Collect each line containing "value".

[Entries taken from a collection]
╭──
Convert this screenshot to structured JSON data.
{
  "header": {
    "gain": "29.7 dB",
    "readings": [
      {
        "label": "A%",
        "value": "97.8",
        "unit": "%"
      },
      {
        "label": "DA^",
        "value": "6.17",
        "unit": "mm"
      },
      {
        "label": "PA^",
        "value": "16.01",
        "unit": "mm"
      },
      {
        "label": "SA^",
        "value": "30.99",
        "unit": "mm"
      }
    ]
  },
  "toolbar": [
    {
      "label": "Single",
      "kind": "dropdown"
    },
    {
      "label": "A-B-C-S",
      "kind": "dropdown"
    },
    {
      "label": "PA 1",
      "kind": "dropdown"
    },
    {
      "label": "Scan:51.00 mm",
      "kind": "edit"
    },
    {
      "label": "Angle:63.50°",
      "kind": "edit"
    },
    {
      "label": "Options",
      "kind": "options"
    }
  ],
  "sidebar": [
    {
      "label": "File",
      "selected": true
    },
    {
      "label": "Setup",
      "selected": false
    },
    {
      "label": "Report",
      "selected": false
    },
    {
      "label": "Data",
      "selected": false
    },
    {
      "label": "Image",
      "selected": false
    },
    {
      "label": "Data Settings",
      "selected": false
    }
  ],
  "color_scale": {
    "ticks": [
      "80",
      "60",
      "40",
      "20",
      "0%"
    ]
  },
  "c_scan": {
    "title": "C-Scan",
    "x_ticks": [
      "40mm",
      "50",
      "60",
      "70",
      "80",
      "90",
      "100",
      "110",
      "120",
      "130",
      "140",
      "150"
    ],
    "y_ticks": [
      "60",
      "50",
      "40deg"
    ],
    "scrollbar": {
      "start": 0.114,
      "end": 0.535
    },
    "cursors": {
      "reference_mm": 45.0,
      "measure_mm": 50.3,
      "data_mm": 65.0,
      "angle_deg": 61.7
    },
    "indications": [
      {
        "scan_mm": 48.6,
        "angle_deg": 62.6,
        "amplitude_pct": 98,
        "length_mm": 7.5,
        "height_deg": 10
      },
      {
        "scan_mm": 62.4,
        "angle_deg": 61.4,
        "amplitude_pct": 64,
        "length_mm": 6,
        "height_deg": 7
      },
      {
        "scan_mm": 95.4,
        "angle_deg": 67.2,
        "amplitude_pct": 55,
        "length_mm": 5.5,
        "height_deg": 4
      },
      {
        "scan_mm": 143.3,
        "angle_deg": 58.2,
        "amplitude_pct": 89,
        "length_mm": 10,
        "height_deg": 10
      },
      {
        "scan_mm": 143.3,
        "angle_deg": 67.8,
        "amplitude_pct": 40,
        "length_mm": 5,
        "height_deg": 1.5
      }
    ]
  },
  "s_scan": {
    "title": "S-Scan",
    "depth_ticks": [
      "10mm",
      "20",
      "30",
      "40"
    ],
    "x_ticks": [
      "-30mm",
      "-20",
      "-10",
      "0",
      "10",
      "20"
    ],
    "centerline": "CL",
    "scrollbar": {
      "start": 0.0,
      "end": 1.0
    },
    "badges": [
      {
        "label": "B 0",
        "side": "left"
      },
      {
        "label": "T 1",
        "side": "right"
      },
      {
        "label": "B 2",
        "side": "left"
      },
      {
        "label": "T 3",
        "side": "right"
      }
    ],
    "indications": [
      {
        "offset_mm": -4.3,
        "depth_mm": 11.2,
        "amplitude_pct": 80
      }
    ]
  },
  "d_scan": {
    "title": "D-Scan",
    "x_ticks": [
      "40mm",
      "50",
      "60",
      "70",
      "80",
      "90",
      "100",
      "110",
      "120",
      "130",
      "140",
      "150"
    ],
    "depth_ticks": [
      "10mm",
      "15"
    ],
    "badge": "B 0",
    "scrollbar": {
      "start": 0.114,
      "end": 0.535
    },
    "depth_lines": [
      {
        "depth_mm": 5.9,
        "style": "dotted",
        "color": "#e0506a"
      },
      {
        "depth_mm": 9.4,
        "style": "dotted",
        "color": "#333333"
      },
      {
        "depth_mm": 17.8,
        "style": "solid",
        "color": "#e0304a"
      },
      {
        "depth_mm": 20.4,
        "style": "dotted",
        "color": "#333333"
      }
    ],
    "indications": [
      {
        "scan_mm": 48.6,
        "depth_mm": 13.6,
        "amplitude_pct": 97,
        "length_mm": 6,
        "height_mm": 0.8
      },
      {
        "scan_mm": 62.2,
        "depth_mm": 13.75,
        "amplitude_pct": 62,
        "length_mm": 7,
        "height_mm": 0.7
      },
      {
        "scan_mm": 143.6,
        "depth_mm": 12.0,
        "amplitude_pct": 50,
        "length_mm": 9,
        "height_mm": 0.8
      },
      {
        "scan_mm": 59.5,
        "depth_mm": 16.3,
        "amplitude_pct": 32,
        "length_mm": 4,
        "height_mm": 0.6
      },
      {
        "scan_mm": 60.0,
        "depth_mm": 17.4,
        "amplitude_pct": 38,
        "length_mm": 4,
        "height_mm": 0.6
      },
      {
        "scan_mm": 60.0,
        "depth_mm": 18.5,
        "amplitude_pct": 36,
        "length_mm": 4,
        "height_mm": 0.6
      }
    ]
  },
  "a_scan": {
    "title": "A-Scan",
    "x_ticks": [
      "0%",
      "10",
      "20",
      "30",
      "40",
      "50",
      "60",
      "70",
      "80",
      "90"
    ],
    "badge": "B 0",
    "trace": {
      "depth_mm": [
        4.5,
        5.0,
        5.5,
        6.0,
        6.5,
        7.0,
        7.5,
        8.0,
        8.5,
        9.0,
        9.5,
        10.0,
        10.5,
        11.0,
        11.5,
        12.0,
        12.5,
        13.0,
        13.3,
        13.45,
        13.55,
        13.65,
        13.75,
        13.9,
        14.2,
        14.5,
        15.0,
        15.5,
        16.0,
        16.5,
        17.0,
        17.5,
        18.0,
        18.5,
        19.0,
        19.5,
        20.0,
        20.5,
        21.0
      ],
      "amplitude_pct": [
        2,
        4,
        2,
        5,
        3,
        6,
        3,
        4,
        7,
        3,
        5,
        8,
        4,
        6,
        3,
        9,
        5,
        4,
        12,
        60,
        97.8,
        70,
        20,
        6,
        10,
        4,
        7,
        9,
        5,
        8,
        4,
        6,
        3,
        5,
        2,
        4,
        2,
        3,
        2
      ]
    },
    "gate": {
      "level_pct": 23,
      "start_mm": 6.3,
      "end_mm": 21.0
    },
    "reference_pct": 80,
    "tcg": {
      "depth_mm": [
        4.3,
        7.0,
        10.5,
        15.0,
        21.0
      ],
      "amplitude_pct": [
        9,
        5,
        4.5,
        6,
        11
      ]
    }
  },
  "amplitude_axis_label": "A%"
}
╰──
Full answer:
        "value": "97.8",
        "value": "6.17",
        "value": "16.01",
        "value": "30.99",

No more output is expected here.